══ Entries ══

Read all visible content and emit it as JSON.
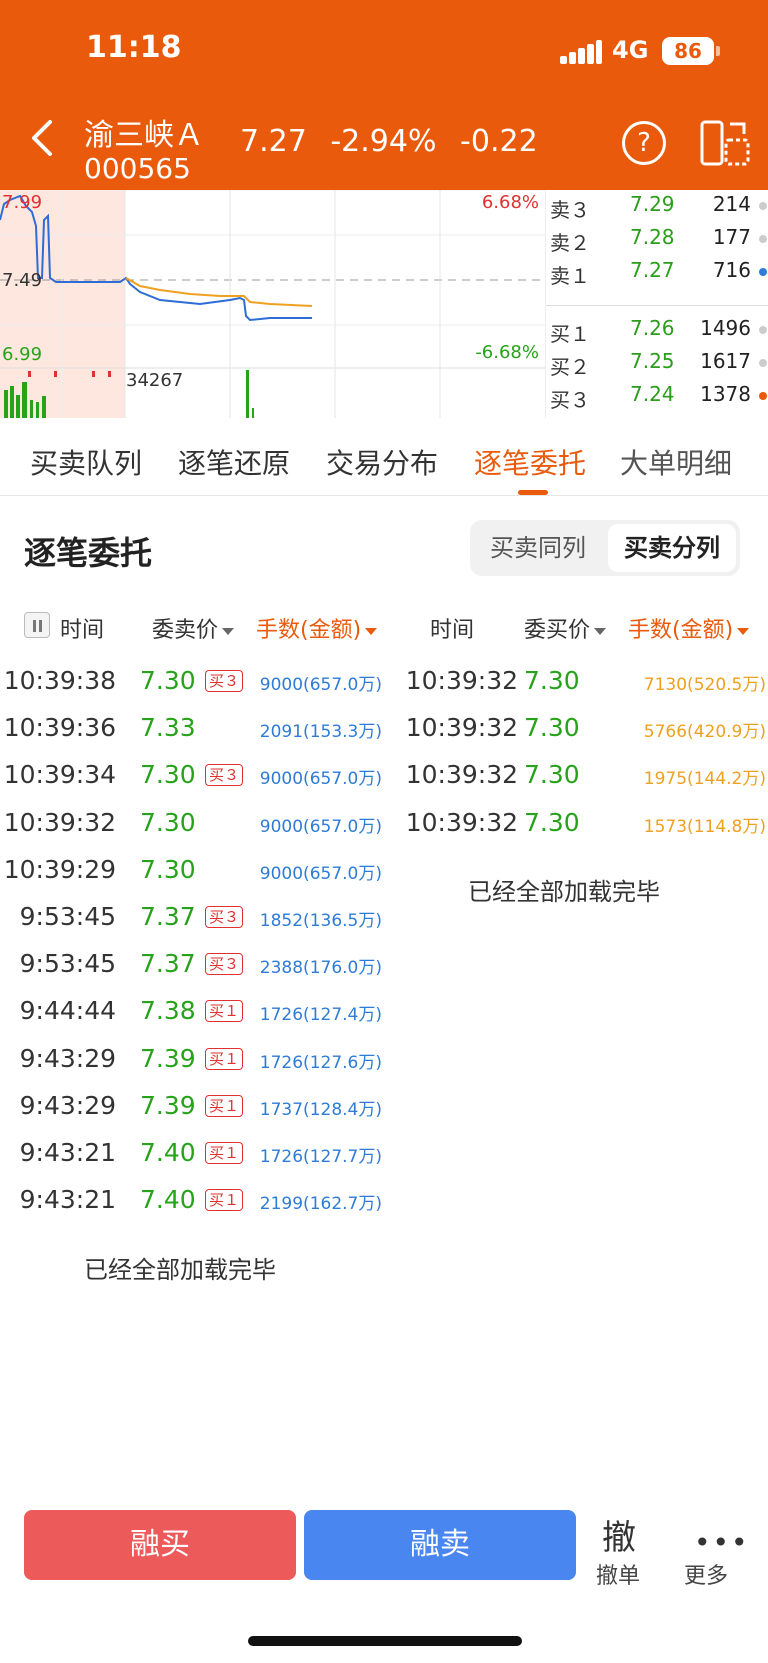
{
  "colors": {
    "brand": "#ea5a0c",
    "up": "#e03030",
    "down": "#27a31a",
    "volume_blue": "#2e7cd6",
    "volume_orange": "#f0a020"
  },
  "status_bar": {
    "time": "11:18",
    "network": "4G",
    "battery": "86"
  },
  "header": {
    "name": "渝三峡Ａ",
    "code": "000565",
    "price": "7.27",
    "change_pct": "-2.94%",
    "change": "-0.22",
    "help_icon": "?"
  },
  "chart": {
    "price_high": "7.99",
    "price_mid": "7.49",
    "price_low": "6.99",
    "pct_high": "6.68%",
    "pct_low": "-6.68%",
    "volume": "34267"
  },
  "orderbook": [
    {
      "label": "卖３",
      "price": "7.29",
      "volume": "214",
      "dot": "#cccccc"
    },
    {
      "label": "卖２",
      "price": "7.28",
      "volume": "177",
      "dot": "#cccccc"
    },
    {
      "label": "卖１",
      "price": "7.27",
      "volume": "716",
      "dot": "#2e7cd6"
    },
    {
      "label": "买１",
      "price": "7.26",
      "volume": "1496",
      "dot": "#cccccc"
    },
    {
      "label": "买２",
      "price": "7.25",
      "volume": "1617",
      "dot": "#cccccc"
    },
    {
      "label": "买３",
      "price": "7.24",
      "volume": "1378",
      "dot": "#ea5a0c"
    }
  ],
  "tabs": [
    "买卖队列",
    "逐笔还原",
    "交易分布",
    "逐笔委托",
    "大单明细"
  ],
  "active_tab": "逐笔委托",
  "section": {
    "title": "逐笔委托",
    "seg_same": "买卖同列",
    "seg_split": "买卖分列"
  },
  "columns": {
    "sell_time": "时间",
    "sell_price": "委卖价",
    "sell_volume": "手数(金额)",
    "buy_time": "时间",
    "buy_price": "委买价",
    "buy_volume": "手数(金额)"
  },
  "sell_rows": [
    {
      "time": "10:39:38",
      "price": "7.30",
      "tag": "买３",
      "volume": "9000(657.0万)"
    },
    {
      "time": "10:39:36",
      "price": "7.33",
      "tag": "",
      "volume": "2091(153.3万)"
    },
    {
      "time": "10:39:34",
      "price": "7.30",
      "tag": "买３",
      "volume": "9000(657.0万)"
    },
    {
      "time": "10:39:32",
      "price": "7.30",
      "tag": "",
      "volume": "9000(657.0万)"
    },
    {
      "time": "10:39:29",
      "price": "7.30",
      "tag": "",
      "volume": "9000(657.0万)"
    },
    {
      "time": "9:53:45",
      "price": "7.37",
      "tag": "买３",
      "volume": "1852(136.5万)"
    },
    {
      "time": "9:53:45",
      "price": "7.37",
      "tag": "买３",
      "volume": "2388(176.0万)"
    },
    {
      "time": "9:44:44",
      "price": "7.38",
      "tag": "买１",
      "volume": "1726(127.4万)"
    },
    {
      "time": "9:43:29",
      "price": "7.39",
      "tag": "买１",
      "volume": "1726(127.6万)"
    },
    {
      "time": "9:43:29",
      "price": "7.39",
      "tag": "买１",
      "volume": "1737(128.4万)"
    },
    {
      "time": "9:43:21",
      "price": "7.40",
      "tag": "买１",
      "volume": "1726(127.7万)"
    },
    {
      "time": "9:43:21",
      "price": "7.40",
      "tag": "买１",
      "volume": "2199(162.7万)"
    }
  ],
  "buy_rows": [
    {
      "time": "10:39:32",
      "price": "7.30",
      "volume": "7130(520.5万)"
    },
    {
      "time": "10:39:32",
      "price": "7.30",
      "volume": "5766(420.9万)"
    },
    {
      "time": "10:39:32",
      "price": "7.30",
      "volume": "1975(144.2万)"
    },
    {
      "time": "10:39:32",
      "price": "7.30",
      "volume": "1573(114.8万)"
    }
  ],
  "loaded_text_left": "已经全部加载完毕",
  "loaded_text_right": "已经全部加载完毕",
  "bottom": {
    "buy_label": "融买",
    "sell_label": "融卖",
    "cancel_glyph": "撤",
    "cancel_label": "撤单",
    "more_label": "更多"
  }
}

═══
══ Entries ══

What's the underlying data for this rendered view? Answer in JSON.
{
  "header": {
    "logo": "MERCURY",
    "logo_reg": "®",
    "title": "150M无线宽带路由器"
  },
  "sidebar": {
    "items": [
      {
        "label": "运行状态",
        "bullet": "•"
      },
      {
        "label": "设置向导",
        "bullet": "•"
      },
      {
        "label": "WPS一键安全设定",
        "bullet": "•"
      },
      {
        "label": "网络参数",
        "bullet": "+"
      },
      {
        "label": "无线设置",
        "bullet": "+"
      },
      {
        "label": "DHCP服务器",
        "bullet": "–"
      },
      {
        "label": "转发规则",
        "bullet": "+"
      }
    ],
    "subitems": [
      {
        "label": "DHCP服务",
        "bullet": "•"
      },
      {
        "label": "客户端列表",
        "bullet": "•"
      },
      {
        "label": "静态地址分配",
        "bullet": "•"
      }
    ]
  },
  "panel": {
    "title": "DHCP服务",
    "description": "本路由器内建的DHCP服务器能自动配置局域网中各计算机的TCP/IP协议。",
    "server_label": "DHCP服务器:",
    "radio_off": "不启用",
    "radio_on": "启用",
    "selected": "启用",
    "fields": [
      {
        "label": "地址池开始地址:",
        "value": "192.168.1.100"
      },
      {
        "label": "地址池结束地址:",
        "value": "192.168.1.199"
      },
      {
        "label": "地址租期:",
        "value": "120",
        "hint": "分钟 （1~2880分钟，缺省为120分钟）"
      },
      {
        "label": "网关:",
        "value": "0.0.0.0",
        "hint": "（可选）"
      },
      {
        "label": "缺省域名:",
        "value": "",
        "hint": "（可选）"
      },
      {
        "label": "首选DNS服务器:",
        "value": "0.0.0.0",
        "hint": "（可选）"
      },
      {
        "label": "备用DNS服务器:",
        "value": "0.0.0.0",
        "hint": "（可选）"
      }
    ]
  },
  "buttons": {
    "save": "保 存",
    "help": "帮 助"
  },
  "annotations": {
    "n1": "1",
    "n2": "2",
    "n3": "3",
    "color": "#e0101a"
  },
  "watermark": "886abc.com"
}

═══
══ Entries ══

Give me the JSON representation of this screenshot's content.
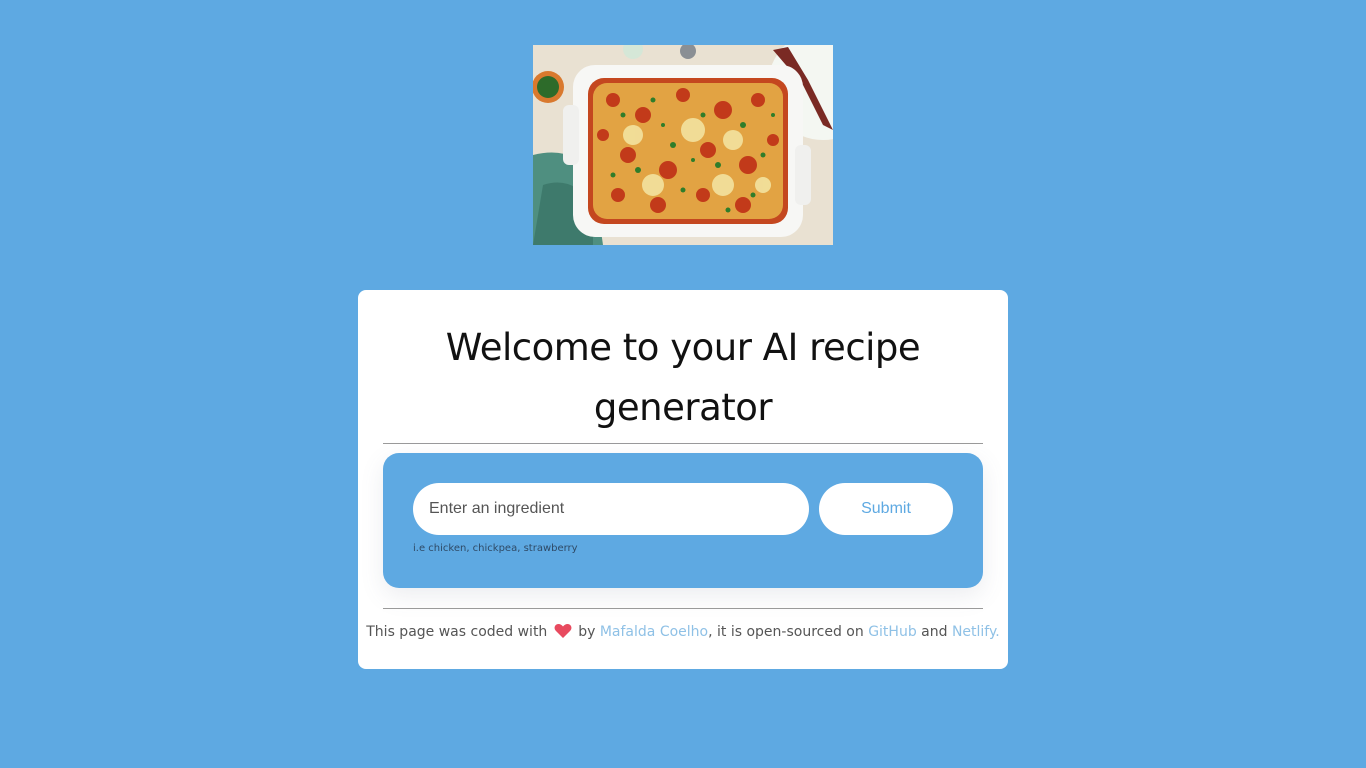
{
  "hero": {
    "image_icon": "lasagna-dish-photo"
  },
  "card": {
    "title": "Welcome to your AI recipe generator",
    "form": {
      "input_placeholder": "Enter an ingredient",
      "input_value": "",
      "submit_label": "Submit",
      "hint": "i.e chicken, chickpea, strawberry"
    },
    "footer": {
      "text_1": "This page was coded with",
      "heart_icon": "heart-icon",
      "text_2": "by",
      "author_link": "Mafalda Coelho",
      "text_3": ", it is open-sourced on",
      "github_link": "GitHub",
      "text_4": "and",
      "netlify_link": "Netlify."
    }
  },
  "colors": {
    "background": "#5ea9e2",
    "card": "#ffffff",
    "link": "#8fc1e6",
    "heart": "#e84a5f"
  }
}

═══

Pick out the lines that contain "已经全部加载完毕" and copy them.

Answer in full:
  "loaded_text_left": "已经全部加载完毕",
  "loaded_text_right": "已经全部加载完毕",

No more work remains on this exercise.